### WHAT THIS TASK INVOLVES
Output the entries below exactly as written, omitting pictures.

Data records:

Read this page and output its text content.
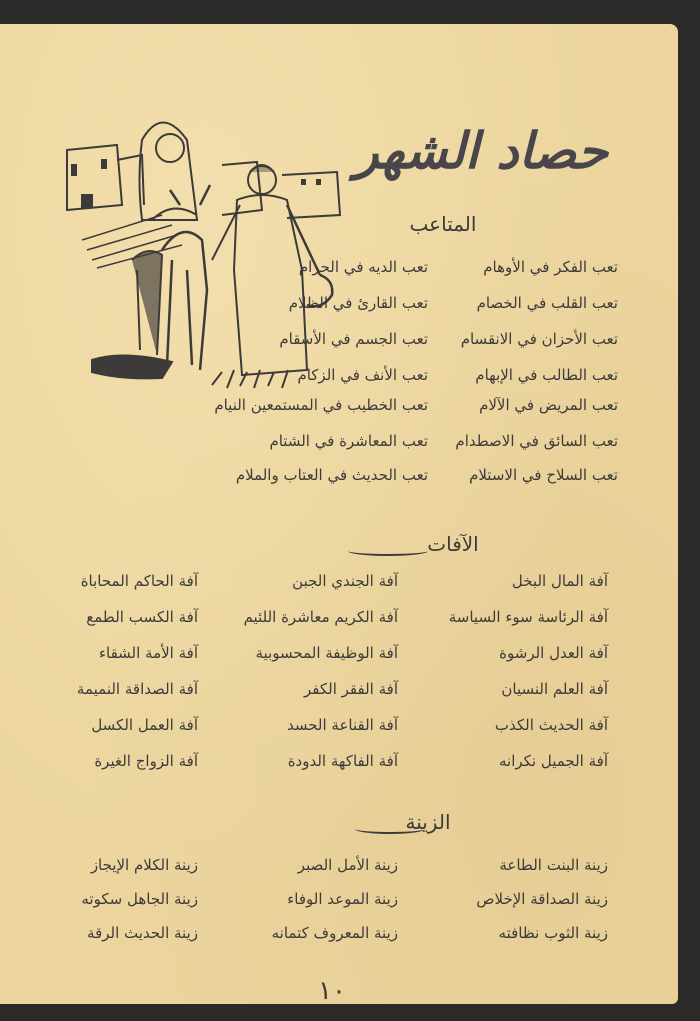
حصاد الشهر
المتاعب
تعب الفكر في الأوهام
تعب الديه في الحرام
تعب القلب في الخصام
تعب القارئ في الظلام
تعب الأحزان في الانقسام
تعب الجسم في الأسقام
تعب الطالب في الإبهام
تعب الأنف في الزكام
تعب المريض في الآلام
تعب الخطيب في المستمعين النيام
تعب السائق في الاصطدام
تعب المعاشرة في الشتام
تعب السلاح في الاستلام
تعب الحديث في العتاب والملام
الآفات
آفة المال البخل
آفة الجندي الجبن
آفة الحاكم المحاباة
آفة الرئاسة سوء السياسة
آفة الكريم معاشرة اللئيم
آفة الكسب الطمع
آفة العدل الرشوة
آفة الوظيفة المحسوبية
آفة الأمة الشقاء
آفة العلم النسيان
آفة الفقر الكفر
آفة الصداقة النميمة
آفة الحديث الكذب
آفة القناعة الحسد
آفة العمل الكسل
آفة الجميل نكرانه
آفة الفاكهة الدودة
آفة الزواج الغيرة
الزينة
زينة البنت الطاعة
زينة الأمل الصبر
زينة الكلام الإيجاز
زينة الصداقة الإخلاص
زينة الموعد الوفاء
زينة الجاهل سكوته
زينة الثوب نظافته
زينة المعروف كتمانه
زينة الحديث الرقة
١٠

### ANSWER TO THIS TASK
Read this page and output its text content.
حصاد الشهر
المتاعب
تعب الفكر في الأوهام
تعب الديه في الحرام
تعب القلب في الخصام
تعب القارئ في الظلام
تعب الأحزان في الانقسام
تعب الجسم في الأسقام
تعب الطالب في الإبهام
تعب الأنف في الزكام
تعب المريض في الآلام
تعب الخطيب في المستمعين النيام
تعب السائق في الاصطدام
تعب المعاشرة في الشتام
تعب السلاح في الاستلام
تعب الحديث في العتاب والملام
الآفات
آفة المال البخل
آفة الجندي الجبن
آفة الحاكم المحاباة
آفة الرئاسة سوء السياسة
آفة الكريم معاشرة اللئيم
آفة الكسب الطمع
آفة العدل الرشوة
آفة الوظيفة المحسوبية
آفة الأمة الشقاء
آفة العلم النسيان
آفة الفقر الكفر
آفة الصداقة النميمة
آفة الحديث الكذب
آفة القناعة الحسد
آفة العمل الكسل
آفة الجميل نكرانه
آفة الفاكهة الدودة
آفة الزواج الغيرة
الزينة
زينة البنت الطاعة
زينة الأمل الصبر
زينة الكلام الإيجاز
زينة الصداقة الإخلاص
زينة الموعد الوفاء
زينة الجاهل سكوته
زينة الثوب نظافته
زينة المعروف كتمانه
زينة الحديث الرقة
١٠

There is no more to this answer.